SHORT EXERCISE: Reproduce the following material exactly, including every line.

RECORDS SUPPLIED:
## Start

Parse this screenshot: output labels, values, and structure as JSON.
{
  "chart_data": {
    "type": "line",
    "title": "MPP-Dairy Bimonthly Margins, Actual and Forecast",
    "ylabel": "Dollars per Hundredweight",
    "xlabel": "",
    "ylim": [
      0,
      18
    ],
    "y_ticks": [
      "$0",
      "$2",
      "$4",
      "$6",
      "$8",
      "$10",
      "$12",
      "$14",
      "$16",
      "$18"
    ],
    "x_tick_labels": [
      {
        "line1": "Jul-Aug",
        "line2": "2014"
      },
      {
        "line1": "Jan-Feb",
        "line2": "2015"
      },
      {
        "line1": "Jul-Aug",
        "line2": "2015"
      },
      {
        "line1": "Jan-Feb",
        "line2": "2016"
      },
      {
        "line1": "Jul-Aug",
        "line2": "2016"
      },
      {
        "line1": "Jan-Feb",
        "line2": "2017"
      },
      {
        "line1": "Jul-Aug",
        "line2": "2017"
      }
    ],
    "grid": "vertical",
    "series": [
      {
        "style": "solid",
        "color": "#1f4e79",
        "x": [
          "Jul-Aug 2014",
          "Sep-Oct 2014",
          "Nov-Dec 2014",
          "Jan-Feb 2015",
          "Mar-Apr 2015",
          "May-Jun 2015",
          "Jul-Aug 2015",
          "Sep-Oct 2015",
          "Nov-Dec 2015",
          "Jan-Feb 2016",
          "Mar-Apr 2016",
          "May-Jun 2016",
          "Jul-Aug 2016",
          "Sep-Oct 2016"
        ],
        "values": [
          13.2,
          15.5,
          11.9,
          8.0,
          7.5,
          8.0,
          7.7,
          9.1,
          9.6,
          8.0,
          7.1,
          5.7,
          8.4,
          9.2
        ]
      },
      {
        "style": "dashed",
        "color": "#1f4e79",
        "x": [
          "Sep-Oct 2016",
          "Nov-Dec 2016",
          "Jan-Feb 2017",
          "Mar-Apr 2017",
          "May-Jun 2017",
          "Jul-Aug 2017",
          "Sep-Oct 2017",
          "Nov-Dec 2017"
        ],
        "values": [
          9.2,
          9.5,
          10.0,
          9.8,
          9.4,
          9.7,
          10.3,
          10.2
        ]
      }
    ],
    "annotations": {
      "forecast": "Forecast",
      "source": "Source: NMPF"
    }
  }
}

## End

WRITTEN ANSWER:
Parse this screenshot: output labels, values, and structure as JSON.
{
  "chart_data": {
    "type": "line",
    "title": "MPP-Dairy Bimonthly Margins, Actual and Forecast",
    "ylabel": "Dollars per Hundredweight",
    "xlabel": "",
    "ylim": [
      0,
      18
    ],
    "y_ticks": [
      "$0",
      "$2",
      "$4",
      "$6",
      "$8",
      "$10",
      "$12",
      "$14",
      "$16",
      "$18"
    ],
    "x_tick_labels": [
      {
        "line1": "Jul-Aug",
        "line2": "2014"
      },
      {
        "line1": "Jan-Feb",
        "line2": "2015"
      },
      {
        "line1": "Jul-Aug",
        "line2": "2015"
      },
      {
        "line1": "Jan-Feb",
        "line2": "2016"
      },
      {
        "line1": "Jul-Aug",
        "line2": "2016"
      },
      {
        "line1": "Jan-Feb",
        "line2": "2017"
      },
      {
        "line1": "Jul-Aug",
        "line2": "2017"
      }
    ],
    "grid": "vertical",
    "series": [
      {
        "style": "solid",
        "color": "#1f4e79",
        "x": [
          "Jul-Aug 2014",
          "Sep-Oct 2014",
          "Nov-Dec 2014",
          "Jan-Feb 2015",
          "Mar-Apr 2015",
          "May-Jun 2015",
          "Jul-Aug 2015",
          "Sep-Oct 2015",
          "Nov-Dec 2015",
          "Jan-Feb 2016",
          "Mar-Apr 2016",
          "May-Jun 2016",
          "Jul-Aug 2016",
          "Sep-Oct 2016"
        ],
        "values": [
          13.2,
          15.5,
          11.9,
          8.0,
          7.5,
          8.0,
          7.7,
          9.1,
          9.6,
          8.0,
          7.1,
          5.7,
          8.4,
          9.2
        ]
      },
      {
        "style": "dashed",
        "color": "#1f4e79",
        "x": [
          "Sep-Oct 2016",
          "Nov-Dec 2016",
          "Jan-Feb 2017",
          "Mar-Apr 2017",
          "May-Jun 2017",
          "Jul-Aug 2017",
          "Sep-Oct 2017",
          "Nov-Dec 2017"
        ],
        "values": [
          9.2,
          9.5,
          10.0,
          9.8,
          9.4,
          9.7,
          10.3,
          10.2
        ]
      }
    ],
    "annotations": {
      "forecast": "Forecast",
      "source": "Source: NMPF"
    }
  }
}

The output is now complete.